==== Source records ====

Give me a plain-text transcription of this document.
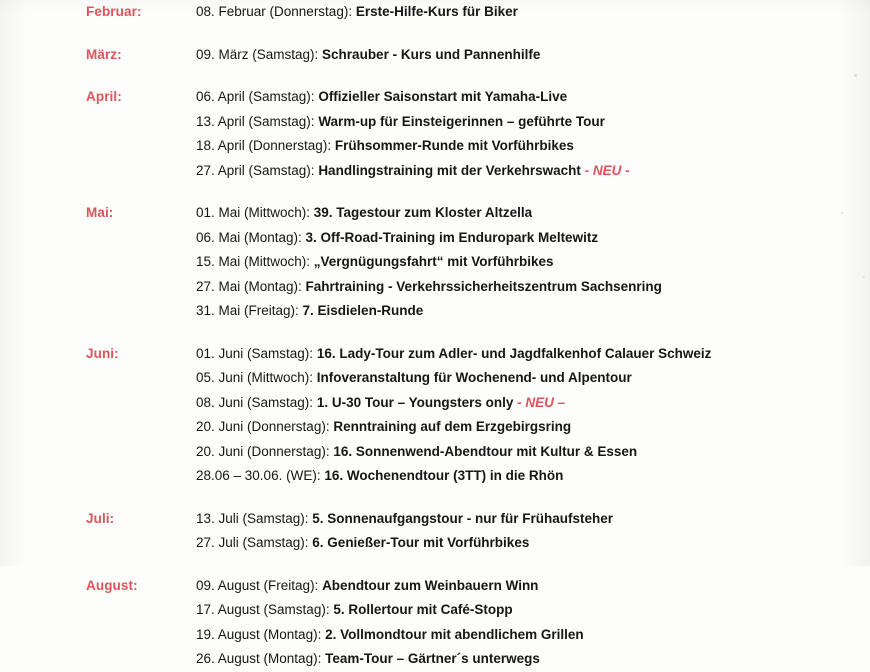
Februar:	08. Februar (Donnerstag): Erste-Hilfe-Kurs für Biker
März:	09. März (Samstag): Schrauber - Kurs und Pannenhilfe
April:	06. April (Samstag): Offizieller Saisonstart mit Yamaha-Live
13. April (Samstag): Warm-up für Einsteigerinnen – geführte Tour
18. April (Donnerstag): Frühsommer-Runde mit Vorführbikes
27. April (Samstag): Handlingstraining mit der Verkehrswacht - NEU -
Mai:	01. Mai (Mittwoch): 39. Tagestour zum Kloster Altzella
06. Mai (Montag): 3. Off-Road-Training im Enduropark Meltewitz
15. Mai (Mittwoch): „Vergnügungsfahrt“ mit Vorführbikes
27. Mai (Montag): Fahrtraining - Verkehrssicherheitszentrum Sachsenring
31. Mai (Freitag): 7. Eisdielen-Runde
Juni:	01. Juni (Samstag): 16. Lady-Tour zum Adler- und Jagdfalkenhof Calauer Schweiz
05. Juni (Mittwoch): Infoveranstaltung für Wochenend- und Alpentour
08. Juni (Samstag): 1. U-30 Tour – Youngsters only - NEU –
20. Juni (Donnerstag): Renntraining auf dem Erzgebirgsring
20. Juni (Donnerstag): 16. Sonnenwend-Abendtour mit Kultur & Essen
28.06 – 30.06. (WE): 16. Wochenendtour (3TT) in die Rhön
Juli:	13. Juli (Samstag): 5. Sonnenaufgangstour - nur für Frühaufsteher
27. Juli (Samstag): 6. Genießer-Tour mit Vorführbikes
August:	09. August (Freitag): Abendtour zum Weinbauern Winn
17. August (Samstag): 5. Rollertour mit Café-Stopp
19. August (Montag): 2. Vollmondtour mit abendlichem Grillen
26. August (Montag): Team-Tour – Gärtner´s unterwegs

====

• Goal
Every line is to be duplicated exactly, though pictures stay out.

• Output below
Give me a plain-text transcription of this document.
Februar:	08. Februar (Donnerstag): Erste-Hilfe-Kurs für Biker
März:	09. März (Samstag): Schrauber - Kurs und Pannenhilfe
April:	06. April (Samstag): Offizieller Saisonstart mit Yamaha-Live
13. April (Samstag): Warm-up für Einsteigerinnen – geführte Tour
18. April (Donnerstag): Frühsommer-Runde mit Vorführbikes
27. April (Samstag): Handlingstraining mit der Verkehrswacht - NEU -
Mai:	01. Mai (Mittwoch): 39. Tagestour zum Kloster Altzella
06. Mai (Montag): 3. Off-Road-Training im Enduropark Meltewitz
15. Mai (Mittwoch): „Vergnügungsfahrt“ mit Vorführbikes
27. Mai (Montag): Fahrtraining - Verkehrssicherheitszentrum Sachsenring
31. Mai (Freitag): 7. Eisdielen-Runde
Juni:	01. Juni (Samstag): 16. Lady-Tour zum Adler- und Jagdfalkenhof Calauer Schweiz
05. Juni (Mittwoch): Infoveranstaltung für Wochenend- und Alpentour
08. Juni (Samstag): 1. U-30 Tour – Youngsters only - NEU –
20. Juni (Donnerstag): Renntraining auf dem Erzgebirgsring
20. Juni (Donnerstag): 16. Sonnenwend-Abendtour mit Kultur & Essen
28.06 – 30.06. (WE): 16. Wochenendtour (3TT) in die Rhön
Juli:	13. Juli (Samstag): 5. Sonnenaufgangstour - nur für Frühaufsteher
27. Juli (Samstag): 6. Genießer-Tour mit Vorführbikes
August:	09. August (Freitag): Abendtour zum Weinbauern Winn
17. August (Samstag): 5. Rollertour mit Café-Stopp
19. August (Montag): 2. Vollmondtour mit abendlichem Grillen
26. August (Montag): Team-Tour – Gärtner´s unterwegs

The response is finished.